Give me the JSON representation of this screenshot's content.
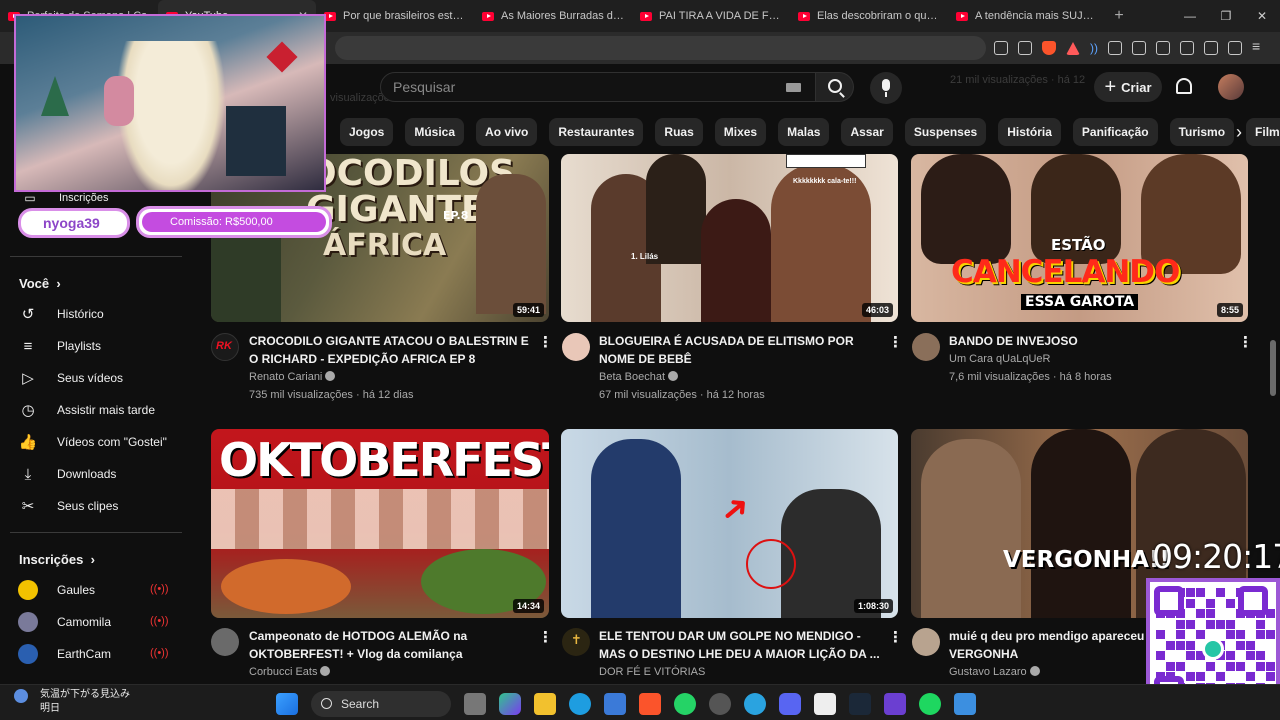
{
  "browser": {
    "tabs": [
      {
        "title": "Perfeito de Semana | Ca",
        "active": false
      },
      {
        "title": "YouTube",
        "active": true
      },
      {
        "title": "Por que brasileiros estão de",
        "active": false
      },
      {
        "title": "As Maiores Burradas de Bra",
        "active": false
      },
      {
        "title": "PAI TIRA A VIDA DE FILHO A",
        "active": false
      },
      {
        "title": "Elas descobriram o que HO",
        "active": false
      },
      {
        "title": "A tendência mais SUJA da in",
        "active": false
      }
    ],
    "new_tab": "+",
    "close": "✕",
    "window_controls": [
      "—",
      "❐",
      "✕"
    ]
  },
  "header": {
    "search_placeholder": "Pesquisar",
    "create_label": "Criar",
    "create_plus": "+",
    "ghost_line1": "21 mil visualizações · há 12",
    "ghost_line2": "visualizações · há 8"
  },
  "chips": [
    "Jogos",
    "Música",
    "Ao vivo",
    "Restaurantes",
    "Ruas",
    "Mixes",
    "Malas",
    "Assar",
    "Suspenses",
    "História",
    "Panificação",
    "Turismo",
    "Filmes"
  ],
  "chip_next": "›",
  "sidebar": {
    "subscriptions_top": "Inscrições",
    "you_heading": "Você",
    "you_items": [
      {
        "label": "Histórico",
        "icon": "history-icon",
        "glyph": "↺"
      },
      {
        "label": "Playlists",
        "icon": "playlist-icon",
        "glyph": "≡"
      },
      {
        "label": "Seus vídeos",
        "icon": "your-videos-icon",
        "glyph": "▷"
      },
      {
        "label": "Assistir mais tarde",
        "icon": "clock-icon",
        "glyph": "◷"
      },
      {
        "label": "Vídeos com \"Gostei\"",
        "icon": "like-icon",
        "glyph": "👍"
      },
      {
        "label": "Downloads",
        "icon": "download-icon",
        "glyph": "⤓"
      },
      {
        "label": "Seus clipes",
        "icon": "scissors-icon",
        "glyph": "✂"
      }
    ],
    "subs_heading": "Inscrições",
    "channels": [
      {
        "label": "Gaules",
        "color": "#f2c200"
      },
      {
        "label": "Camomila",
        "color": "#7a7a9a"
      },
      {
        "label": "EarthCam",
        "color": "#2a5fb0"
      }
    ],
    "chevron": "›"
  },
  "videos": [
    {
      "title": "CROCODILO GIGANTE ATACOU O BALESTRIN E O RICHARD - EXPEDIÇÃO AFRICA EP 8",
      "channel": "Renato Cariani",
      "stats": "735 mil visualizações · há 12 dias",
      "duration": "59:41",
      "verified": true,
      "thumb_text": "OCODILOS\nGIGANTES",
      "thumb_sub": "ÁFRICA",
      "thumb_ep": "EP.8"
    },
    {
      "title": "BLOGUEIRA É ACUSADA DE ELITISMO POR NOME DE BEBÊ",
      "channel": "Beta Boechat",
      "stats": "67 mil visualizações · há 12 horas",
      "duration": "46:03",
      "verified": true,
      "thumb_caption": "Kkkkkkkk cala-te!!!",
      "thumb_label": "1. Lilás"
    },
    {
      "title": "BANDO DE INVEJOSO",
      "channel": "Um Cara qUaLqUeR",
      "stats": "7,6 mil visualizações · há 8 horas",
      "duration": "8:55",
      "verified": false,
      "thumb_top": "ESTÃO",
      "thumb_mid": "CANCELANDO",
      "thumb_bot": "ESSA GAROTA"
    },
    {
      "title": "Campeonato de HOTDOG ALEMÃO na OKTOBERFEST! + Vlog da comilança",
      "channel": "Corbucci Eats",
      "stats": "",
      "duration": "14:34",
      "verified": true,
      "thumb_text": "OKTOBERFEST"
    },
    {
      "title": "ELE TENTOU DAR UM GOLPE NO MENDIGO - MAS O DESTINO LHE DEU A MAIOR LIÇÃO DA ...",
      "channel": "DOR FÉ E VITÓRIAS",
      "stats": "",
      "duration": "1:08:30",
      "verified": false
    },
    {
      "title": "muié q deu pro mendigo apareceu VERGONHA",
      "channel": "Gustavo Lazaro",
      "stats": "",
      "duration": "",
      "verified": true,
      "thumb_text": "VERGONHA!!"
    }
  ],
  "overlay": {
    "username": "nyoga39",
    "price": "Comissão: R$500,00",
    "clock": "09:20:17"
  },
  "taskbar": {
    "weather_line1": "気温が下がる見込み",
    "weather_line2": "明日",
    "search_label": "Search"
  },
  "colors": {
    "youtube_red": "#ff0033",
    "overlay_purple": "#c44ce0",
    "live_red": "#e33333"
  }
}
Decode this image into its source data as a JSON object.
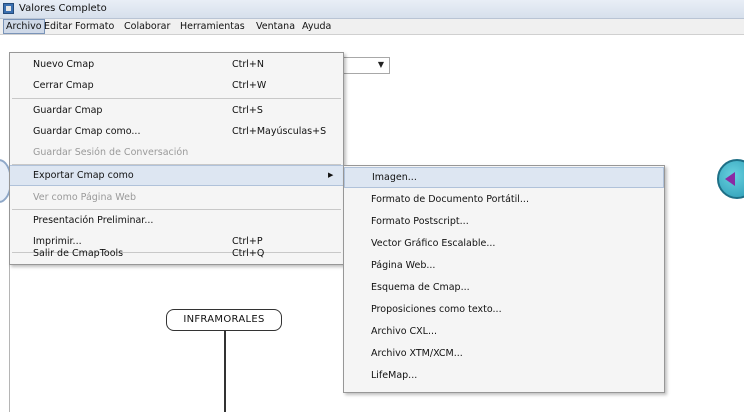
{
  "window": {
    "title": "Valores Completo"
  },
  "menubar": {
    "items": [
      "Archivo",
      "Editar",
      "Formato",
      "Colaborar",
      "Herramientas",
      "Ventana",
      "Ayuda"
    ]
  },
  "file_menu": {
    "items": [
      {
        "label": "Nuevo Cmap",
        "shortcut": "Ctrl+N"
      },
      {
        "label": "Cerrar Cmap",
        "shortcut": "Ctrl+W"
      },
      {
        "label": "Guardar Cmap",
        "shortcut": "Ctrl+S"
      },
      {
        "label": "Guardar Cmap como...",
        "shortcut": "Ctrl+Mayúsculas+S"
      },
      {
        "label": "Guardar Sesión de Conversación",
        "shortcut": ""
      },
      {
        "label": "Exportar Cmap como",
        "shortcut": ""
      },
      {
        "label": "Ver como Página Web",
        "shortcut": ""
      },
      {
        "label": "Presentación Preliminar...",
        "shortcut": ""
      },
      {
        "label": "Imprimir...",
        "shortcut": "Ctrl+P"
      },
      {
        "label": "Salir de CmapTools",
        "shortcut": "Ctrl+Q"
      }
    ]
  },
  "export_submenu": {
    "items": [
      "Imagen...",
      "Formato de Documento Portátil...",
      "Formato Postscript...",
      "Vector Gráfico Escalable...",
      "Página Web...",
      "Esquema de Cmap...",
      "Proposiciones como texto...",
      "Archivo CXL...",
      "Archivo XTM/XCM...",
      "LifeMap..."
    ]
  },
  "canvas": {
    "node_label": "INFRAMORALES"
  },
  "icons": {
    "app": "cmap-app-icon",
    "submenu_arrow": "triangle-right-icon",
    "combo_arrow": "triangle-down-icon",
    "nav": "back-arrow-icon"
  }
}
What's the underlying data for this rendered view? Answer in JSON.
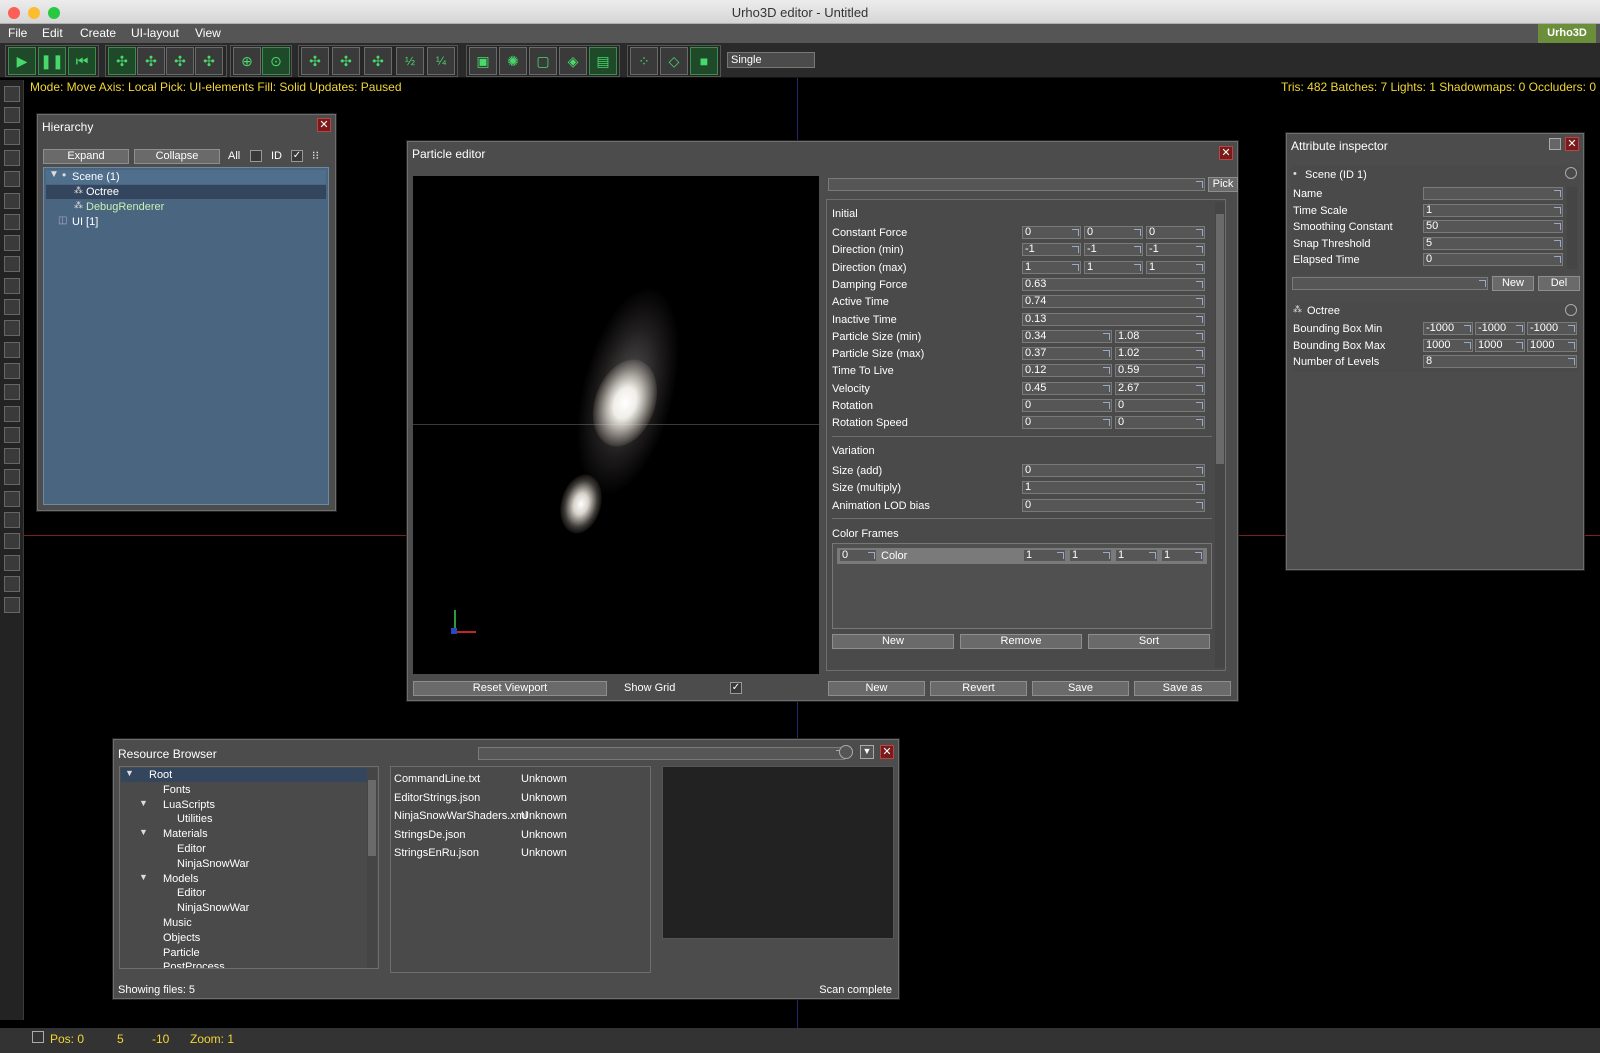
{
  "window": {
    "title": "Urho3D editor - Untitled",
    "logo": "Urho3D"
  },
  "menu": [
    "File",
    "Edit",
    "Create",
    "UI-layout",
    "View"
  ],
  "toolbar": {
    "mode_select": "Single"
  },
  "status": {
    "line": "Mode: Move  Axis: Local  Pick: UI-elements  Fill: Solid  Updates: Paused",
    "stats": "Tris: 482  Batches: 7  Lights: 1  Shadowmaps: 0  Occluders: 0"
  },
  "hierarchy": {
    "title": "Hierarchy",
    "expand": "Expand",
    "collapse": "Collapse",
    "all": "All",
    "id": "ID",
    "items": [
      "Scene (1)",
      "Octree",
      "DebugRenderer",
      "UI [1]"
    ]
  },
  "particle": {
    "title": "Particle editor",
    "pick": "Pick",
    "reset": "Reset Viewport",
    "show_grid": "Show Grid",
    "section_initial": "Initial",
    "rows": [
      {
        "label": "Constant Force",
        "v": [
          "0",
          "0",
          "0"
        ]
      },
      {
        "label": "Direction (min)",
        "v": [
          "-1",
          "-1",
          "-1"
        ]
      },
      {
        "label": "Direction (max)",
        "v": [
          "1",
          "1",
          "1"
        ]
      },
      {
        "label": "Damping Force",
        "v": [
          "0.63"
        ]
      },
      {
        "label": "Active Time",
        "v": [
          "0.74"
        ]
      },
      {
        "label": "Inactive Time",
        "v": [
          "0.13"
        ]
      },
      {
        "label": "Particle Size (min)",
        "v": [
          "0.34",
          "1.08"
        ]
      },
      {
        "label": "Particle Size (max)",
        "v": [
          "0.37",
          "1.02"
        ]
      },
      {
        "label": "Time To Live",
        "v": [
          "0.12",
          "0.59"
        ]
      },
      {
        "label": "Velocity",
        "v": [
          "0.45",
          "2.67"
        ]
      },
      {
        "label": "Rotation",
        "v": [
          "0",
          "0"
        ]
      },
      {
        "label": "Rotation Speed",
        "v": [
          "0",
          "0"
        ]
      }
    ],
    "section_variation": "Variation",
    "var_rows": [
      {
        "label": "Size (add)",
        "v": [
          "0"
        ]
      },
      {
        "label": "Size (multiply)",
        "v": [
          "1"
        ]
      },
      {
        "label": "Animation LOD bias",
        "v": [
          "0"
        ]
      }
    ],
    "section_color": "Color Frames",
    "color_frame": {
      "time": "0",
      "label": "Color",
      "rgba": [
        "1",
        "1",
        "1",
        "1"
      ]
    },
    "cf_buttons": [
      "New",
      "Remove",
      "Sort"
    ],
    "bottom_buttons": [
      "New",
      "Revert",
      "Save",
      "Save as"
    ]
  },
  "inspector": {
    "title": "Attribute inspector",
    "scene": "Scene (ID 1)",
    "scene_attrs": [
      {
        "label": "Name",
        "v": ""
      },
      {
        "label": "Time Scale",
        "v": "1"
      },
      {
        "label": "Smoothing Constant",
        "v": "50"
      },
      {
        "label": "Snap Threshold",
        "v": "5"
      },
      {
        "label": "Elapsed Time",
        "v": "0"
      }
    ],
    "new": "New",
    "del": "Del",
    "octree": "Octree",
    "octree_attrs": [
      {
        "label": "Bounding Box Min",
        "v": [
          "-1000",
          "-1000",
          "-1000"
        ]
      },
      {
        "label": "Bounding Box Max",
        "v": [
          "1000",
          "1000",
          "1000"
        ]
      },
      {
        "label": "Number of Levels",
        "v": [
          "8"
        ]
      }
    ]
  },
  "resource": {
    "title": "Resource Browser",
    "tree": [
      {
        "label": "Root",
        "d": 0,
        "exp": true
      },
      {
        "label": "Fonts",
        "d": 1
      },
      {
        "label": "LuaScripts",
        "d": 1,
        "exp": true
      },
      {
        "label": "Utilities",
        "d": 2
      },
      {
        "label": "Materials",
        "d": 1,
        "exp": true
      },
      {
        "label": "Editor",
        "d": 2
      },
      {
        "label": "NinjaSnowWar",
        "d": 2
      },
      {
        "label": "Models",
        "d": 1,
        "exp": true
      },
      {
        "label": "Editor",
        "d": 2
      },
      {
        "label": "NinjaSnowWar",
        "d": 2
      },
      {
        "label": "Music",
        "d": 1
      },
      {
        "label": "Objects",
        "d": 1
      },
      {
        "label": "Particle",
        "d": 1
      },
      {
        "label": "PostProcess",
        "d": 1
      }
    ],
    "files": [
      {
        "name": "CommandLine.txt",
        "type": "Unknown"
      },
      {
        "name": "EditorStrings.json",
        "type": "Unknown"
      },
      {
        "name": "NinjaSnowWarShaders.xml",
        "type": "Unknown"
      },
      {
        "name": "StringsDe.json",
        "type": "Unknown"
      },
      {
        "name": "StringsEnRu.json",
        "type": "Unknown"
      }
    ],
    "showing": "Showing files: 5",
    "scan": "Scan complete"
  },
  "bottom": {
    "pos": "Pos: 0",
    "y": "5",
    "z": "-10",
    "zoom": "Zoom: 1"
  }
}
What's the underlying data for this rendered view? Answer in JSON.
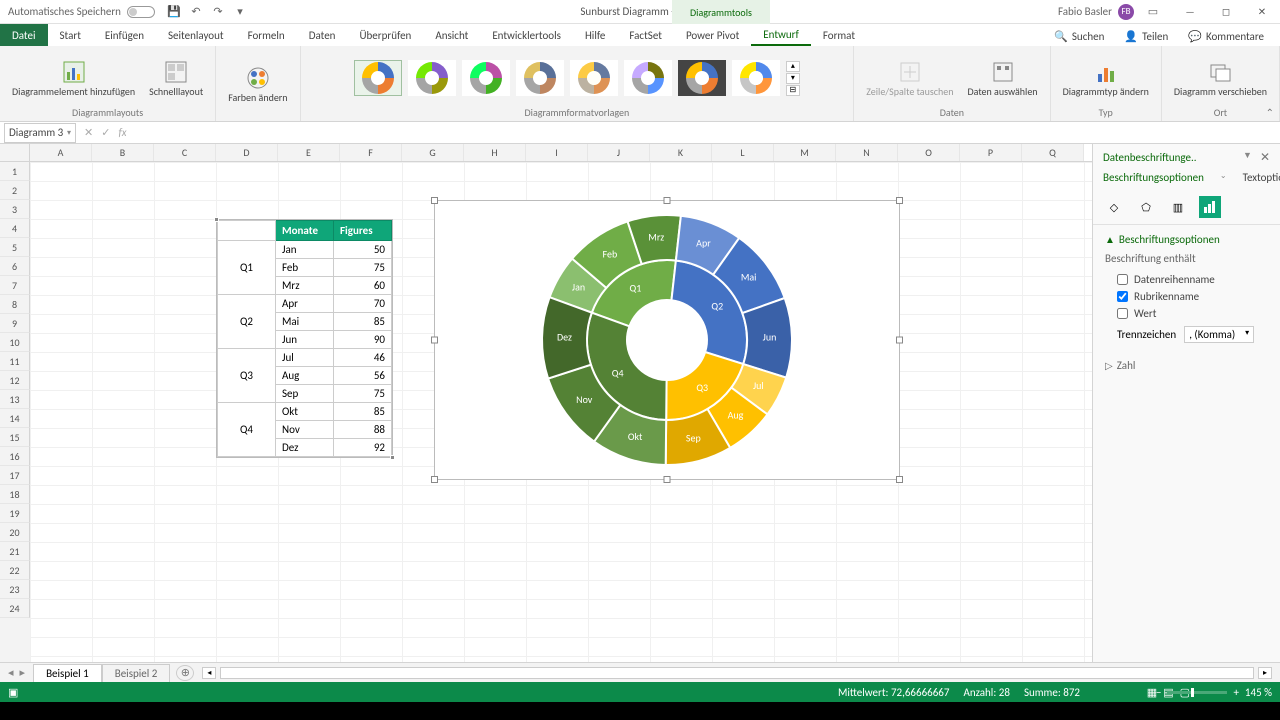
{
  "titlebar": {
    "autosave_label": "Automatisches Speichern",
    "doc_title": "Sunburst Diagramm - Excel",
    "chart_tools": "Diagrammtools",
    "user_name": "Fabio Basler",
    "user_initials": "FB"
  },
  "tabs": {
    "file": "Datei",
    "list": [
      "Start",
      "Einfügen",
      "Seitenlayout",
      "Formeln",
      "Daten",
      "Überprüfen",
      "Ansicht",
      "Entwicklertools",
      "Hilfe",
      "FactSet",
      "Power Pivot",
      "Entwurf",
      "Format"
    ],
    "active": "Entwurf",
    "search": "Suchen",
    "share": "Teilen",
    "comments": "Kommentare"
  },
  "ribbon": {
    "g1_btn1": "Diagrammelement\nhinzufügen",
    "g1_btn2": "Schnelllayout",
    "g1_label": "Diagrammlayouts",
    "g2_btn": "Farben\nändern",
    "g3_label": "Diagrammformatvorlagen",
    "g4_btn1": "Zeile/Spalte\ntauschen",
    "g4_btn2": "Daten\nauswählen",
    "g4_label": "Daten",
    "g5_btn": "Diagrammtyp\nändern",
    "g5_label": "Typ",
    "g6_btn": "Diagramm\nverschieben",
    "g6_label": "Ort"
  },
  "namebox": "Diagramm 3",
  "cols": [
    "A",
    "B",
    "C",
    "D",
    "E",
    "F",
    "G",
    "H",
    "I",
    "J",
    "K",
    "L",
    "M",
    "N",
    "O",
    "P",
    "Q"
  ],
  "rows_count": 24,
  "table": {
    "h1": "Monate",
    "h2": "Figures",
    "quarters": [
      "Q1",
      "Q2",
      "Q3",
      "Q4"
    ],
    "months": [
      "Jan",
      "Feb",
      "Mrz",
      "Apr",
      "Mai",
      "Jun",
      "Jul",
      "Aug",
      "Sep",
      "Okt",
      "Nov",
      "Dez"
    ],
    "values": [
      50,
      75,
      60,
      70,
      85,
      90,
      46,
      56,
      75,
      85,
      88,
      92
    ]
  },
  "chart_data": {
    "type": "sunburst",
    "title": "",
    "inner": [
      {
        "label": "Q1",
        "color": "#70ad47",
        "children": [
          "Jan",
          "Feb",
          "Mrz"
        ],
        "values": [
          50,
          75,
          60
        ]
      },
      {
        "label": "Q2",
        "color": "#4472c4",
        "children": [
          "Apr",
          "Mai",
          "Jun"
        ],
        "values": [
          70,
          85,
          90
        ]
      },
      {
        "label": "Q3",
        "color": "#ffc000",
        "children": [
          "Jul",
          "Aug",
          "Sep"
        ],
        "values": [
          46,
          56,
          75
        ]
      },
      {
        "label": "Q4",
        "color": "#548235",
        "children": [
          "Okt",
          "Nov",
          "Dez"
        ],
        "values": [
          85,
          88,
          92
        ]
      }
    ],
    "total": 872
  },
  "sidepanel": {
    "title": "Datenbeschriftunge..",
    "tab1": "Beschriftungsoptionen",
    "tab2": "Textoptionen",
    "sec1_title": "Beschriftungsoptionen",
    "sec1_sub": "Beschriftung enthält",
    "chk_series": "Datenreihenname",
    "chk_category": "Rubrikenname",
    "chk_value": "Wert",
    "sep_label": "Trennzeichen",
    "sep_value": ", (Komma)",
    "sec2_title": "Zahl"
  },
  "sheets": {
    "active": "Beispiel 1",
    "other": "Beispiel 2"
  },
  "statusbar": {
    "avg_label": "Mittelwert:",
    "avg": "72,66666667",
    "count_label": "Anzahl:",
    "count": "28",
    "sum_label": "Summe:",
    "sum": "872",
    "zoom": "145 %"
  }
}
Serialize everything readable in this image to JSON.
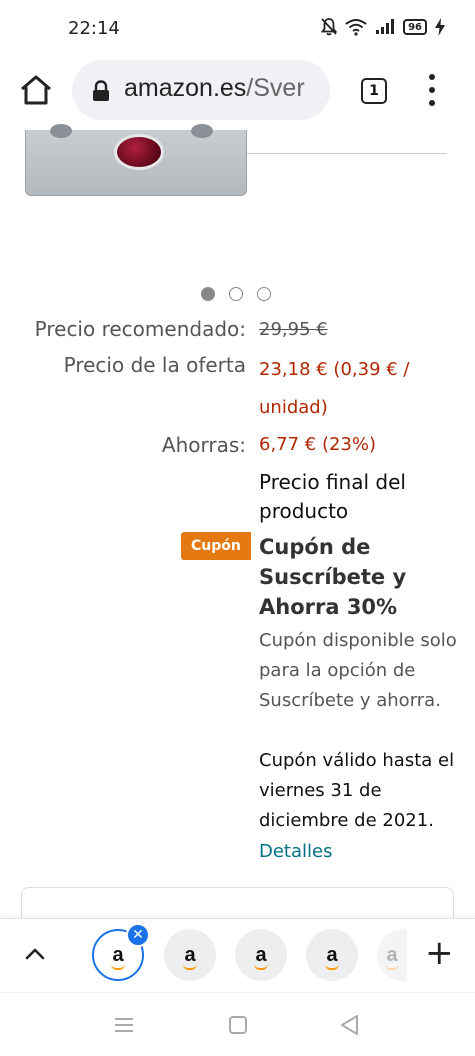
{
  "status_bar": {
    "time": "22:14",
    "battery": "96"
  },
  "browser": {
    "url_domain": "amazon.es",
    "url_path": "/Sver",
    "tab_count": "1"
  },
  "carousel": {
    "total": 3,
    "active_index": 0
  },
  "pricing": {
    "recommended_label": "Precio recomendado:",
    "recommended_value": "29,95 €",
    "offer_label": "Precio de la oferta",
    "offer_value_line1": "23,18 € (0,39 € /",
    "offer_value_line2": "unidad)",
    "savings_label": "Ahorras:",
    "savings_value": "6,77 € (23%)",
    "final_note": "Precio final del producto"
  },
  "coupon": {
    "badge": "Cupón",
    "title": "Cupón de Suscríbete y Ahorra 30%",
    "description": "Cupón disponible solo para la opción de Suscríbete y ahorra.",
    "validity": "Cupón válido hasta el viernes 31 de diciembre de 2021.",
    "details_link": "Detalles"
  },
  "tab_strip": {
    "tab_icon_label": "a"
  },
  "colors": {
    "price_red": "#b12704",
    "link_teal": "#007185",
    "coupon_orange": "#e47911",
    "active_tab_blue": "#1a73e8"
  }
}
.....
== WHAT IS NEEDED ==
Gather each line that holds "VERGONHA".

== EXERCISE OUTPUT ==
      "title": "muié q deu pro mendigo apareceu VERGONHA",
      "thumb_text": "VERGONHA!!"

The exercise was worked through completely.